- Exercise material:

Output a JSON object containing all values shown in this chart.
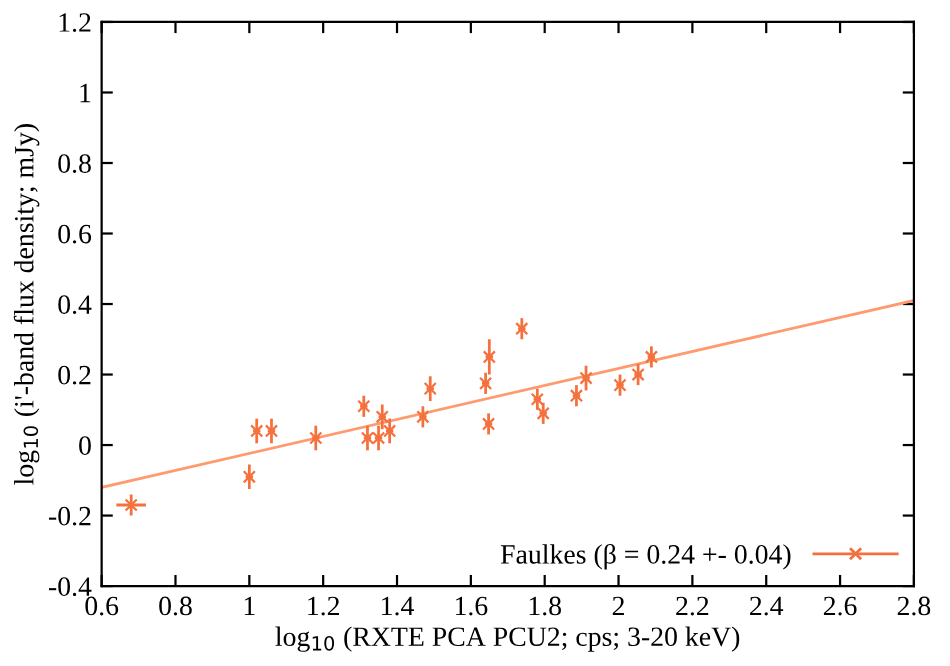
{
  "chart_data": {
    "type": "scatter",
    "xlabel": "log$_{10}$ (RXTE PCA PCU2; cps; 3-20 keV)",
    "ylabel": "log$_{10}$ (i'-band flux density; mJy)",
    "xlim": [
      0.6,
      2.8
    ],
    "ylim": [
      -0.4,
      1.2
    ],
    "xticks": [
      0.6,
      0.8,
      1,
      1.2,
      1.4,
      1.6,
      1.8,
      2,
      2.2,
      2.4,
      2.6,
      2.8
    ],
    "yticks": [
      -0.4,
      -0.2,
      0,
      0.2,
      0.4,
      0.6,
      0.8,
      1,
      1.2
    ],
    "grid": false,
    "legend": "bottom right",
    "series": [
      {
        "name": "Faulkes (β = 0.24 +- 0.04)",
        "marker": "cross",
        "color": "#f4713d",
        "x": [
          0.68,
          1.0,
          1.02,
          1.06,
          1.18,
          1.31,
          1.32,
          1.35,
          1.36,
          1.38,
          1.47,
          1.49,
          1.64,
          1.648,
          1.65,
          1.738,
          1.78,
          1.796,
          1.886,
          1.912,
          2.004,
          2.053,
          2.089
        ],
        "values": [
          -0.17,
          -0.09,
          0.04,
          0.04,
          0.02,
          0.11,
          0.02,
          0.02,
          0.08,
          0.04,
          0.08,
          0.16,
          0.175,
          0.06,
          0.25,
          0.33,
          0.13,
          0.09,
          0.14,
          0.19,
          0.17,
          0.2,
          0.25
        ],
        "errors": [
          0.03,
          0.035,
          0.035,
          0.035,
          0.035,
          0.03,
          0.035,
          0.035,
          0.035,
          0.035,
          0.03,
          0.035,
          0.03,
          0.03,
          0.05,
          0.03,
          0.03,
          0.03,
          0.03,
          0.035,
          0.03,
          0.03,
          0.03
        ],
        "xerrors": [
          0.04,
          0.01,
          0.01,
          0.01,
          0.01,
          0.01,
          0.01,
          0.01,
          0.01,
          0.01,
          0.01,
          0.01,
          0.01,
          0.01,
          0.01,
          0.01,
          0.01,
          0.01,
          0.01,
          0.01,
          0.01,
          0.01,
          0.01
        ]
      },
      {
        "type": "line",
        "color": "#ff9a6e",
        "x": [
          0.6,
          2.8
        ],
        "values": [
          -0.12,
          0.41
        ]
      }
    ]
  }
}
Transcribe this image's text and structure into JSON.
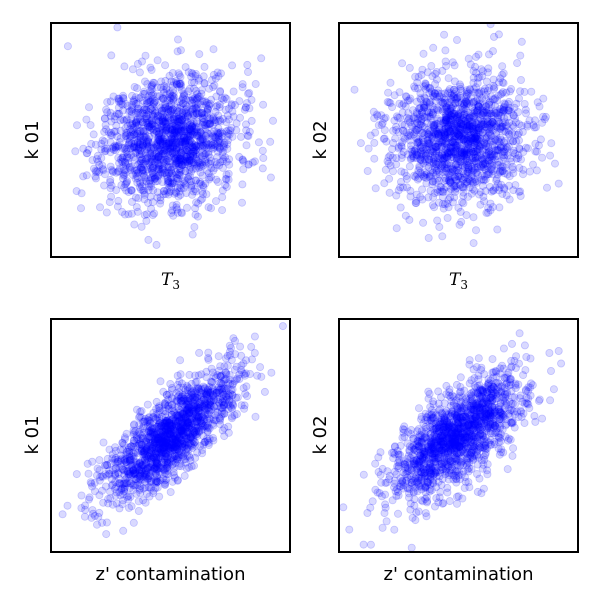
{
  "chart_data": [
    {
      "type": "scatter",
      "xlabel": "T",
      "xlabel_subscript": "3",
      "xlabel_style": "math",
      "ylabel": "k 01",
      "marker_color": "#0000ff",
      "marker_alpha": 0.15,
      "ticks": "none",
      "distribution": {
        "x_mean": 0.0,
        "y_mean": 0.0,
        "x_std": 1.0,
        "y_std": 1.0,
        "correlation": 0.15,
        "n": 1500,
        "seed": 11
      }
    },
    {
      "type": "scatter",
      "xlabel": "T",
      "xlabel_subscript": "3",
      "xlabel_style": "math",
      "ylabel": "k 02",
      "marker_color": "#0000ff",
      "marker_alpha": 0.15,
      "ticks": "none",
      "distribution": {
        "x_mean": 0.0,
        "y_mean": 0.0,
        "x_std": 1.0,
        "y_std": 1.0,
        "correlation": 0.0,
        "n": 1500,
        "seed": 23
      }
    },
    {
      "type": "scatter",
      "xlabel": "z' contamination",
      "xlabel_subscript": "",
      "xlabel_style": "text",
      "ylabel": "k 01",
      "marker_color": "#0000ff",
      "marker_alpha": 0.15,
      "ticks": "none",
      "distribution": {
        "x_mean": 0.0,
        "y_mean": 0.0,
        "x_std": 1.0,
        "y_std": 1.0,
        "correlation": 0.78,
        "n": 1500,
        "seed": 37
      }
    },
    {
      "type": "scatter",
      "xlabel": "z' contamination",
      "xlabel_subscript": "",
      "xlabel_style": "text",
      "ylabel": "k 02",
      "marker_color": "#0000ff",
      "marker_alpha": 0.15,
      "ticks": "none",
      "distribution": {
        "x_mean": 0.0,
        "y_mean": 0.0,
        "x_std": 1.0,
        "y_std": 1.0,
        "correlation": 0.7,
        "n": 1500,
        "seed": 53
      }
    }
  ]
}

- Goal of the exercise: Make an exact copy of the data, leaving its pictures out.

- Exercise result:
Output a JSON object containing all values shown in this chart.
{
  "chart_data": {
    "type": "scatter",
    "xlabel": "log$_{10}$ (RXTE PCA PCU2; cps; 3-20 keV)",
    "ylabel": "log$_{10}$ (i'-band flux density; mJy)",
    "xlim": [
      0.6,
      2.8
    ],
    "ylim": [
      -0.4,
      1.2
    ],
    "xticks": [
      0.6,
      0.8,
      1,
      1.2,
      1.4,
      1.6,
      1.8,
      2,
      2.2,
      2.4,
      2.6,
      2.8
    ],
    "yticks": [
      -0.4,
      -0.2,
      0,
      0.2,
      0.4,
      0.6,
      0.8,
      1,
      1.2
    ],
    "grid": false,
    "legend": "bottom right",
    "series": [
      {
        "name": "Faulkes (β = 0.24 +- 0.04)",
        "marker": "cross",
        "color": "#f4713d",
        "x": [
          0.68,
          1.0,
          1.02,
          1.06,
          1.18,
          1.31,
          1.32,
          1.35,
          1.36,
          1.38,
          1.47,
          1.49,
          1.64,
          1.648,
          1.65,
          1.738,
          1.78,
          1.796,
          1.886,
          1.912,
          2.004,
          2.053,
          2.089
        ],
        "values": [
          -0.17,
          -0.09,
          0.04,
          0.04,
          0.02,
          0.11,
          0.02,
          0.02,
          0.08,
          0.04,
          0.08,
          0.16,
          0.175,
          0.06,
          0.25,
          0.33,
          0.13,
          0.09,
          0.14,
          0.19,
          0.17,
          0.2,
          0.25
        ],
        "errors": [
          0.03,
          0.035,
          0.035,
          0.035,
          0.035,
          0.03,
          0.035,
          0.035,
          0.035,
          0.035,
          0.03,
          0.035,
          0.03,
          0.03,
          0.05,
          0.03,
          0.03,
          0.03,
          0.03,
          0.035,
          0.03,
          0.03,
          0.03
        ],
        "xerrors": [
          0.04,
          0.01,
          0.01,
          0.01,
          0.01,
          0.01,
          0.01,
          0.01,
          0.01,
          0.01,
          0.01,
          0.01,
          0.01,
          0.01,
          0.01,
          0.01,
          0.01,
          0.01,
          0.01,
          0.01,
          0.01,
          0.01,
          0.01
        ]
      },
      {
        "type": "line",
        "color": "#ff9a6e",
        "x": [
          0.6,
          2.8
        ],
        "values": [
          -0.12,
          0.41
        ]
      }
    ]
  }
}
Transcribe this image's text and structure into JSON.
{
  "chart_data": [
    {
      "type": "scatter",
      "xlabel": "T",
      "xlabel_subscript": "3",
      "xlabel_style": "math",
      "ylabel": "k 01",
      "marker_color": "#0000ff",
      "marker_alpha": 0.15,
      "ticks": "none",
      "distribution": {
        "x_mean": 0.0,
        "y_mean": 0.0,
        "x_std": 1.0,
        "y_std": 1.0,
        "correlation": 0.15,
        "n": 1500,
        "seed": 11
      }
    },
    {
      "type": "scatter",
      "xlabel": "T",
      "xlabel_subscript": "3",
      "xlabel_style": "math",
      "ylabel": "k 02",
      "marker_color": "#0000ff",
      "marker_alpha": 0.15,
      "ticks": "none",
      "distribution": {
        "x_mean": 0.0,
        "y_mean": 0.0,
        "x_std": 1.0,
        "y_std": 1.0,
        "correlation": 0.0,
        "n": 1500,
        "seed": 23
      }
    },
    {
      "type": "scatter",
      "xlabel": "z' contamination",
      "xlabel_subscript": "",
      "xlabel_style": "text",
      "ylabel": "k 01",
      "marker_color": "#0000ff",
      "marker_alpha": 0.15,
      "ticks": "none",
      "distribution": {
        "x_mean": 0.0,
        "y_mean": 0.0,
        "x_std": 1.0,
        "y_std": 1.0,
        "correlation": 0.78,
        "n": 1500,
        "seed": 37
      }
    },
    {
      "type": "scatter",
      "xlabel": "z' contamination",
      "xlabel_subscript": "",
      "xlabel_style": "text",
      "ylabel": "k 02",
      "marker_color": "#0000ff",
      "marker_alpha": 0.15,
      "ticks": "none",
      "distribution": {
        "x_mean": 0.0,
        "y_mean": 0.0,
        "x_std": 1.0,
        "y_std": 1.0,
        "correlation": 0.7,
        "n": 1500,
        "seed": 53
      }
    }
  ]
}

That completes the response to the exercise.